▸ **Data items**:
+---+

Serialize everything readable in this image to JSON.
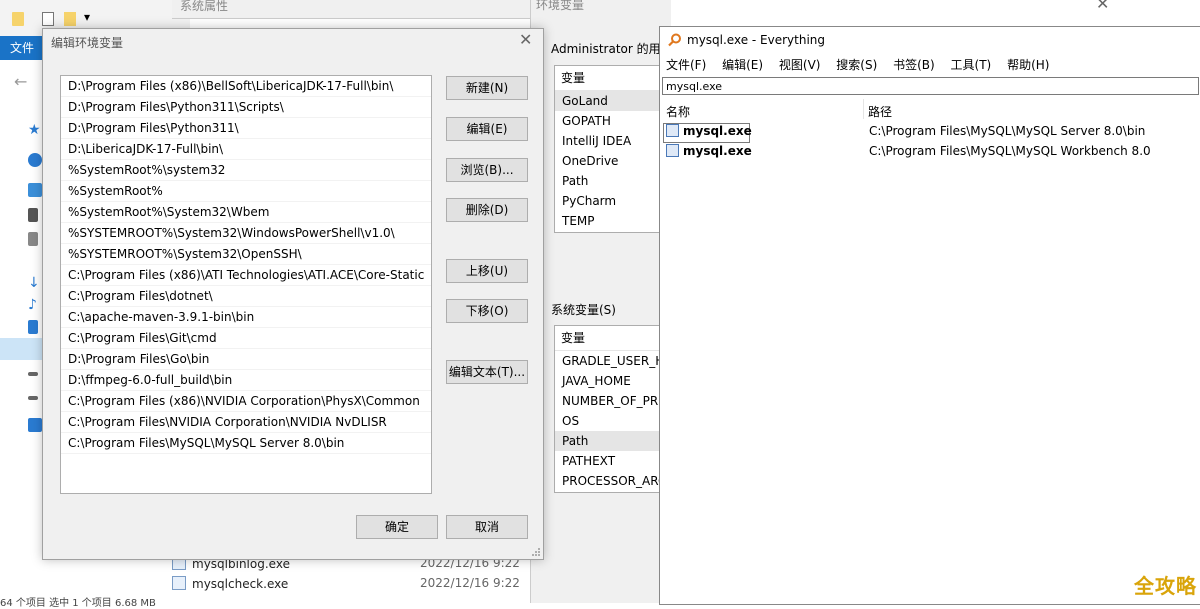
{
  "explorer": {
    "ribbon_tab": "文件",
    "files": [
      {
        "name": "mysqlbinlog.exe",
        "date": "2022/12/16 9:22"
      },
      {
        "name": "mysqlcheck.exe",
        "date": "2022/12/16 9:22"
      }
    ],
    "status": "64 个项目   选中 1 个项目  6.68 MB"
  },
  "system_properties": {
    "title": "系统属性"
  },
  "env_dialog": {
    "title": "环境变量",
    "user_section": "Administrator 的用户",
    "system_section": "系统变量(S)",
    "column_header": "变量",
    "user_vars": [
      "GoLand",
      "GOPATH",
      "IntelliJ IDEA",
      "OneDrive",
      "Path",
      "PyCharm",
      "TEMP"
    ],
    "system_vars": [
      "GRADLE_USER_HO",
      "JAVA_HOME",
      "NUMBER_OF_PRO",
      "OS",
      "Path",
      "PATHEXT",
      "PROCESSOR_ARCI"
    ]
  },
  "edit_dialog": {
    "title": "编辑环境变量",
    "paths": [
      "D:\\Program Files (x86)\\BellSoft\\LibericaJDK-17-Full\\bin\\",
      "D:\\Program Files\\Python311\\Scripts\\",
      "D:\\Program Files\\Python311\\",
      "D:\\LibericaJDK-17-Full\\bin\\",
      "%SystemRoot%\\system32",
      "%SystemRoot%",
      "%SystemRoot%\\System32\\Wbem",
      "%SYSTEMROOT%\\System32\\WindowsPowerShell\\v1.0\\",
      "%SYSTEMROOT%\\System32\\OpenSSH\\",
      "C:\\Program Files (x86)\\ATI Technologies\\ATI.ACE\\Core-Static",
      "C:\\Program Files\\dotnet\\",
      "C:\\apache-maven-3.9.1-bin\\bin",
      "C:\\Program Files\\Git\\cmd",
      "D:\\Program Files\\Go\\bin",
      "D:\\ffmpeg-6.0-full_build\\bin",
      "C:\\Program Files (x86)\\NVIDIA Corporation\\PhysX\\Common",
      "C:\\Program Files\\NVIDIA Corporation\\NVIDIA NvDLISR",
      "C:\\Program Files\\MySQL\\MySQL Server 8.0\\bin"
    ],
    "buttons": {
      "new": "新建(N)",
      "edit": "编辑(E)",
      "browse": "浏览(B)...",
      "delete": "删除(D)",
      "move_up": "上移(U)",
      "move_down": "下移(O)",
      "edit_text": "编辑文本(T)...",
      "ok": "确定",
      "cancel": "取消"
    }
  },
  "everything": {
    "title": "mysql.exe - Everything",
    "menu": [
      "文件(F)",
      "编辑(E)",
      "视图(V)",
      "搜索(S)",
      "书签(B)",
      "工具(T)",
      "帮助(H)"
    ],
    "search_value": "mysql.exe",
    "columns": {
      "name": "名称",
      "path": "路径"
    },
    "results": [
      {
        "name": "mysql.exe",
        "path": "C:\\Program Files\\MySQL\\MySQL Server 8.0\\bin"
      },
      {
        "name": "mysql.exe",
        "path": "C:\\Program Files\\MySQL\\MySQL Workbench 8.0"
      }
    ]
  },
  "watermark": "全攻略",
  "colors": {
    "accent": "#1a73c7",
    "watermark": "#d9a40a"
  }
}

+---+

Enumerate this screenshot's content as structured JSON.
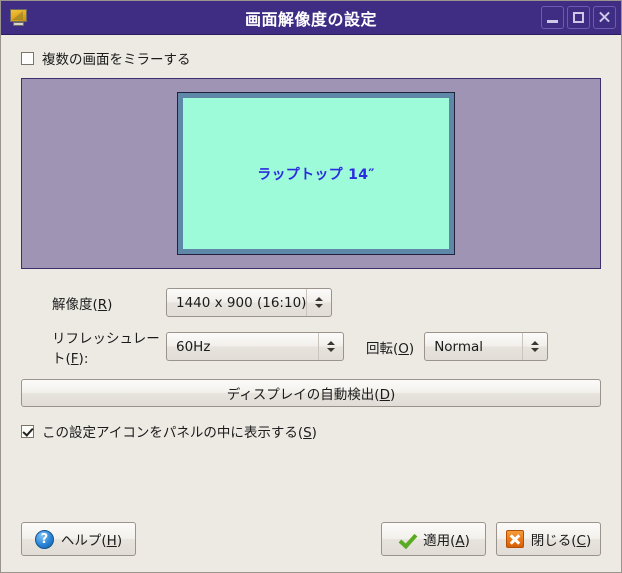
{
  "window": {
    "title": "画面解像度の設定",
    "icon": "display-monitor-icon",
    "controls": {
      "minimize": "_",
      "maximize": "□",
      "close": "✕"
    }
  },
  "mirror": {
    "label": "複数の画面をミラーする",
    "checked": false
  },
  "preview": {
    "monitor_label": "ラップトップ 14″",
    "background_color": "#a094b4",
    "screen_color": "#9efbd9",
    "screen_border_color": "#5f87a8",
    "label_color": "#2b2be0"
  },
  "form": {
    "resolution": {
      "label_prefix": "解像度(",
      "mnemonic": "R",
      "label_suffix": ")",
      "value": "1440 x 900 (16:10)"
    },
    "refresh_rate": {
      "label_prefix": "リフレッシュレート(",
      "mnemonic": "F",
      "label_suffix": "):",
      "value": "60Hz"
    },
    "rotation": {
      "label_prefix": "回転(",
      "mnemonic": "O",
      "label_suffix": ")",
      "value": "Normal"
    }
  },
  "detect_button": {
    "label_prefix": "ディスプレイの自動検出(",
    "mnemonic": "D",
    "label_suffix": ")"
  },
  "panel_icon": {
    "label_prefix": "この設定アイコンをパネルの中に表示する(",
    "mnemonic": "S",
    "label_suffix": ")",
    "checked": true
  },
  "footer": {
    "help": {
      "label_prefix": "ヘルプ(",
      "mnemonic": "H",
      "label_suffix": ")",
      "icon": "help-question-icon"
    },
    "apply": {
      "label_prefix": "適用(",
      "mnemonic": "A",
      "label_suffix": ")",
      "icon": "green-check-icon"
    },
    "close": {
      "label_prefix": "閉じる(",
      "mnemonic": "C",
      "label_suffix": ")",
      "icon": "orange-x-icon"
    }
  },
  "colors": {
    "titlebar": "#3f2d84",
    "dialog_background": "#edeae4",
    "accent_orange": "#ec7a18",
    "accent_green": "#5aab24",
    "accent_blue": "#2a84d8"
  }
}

+---+

▸ **Task description**: Look through the entries above and report each line where the string "Corporation" occurs.

▸ **Task output**:
      "C:\\Program Files (x86)\\NVIDIA Corporation\\PhysX\\Common",
      "C:\\Program Files\\NVIDIA Corporation\\NVIDIA NvDLISR",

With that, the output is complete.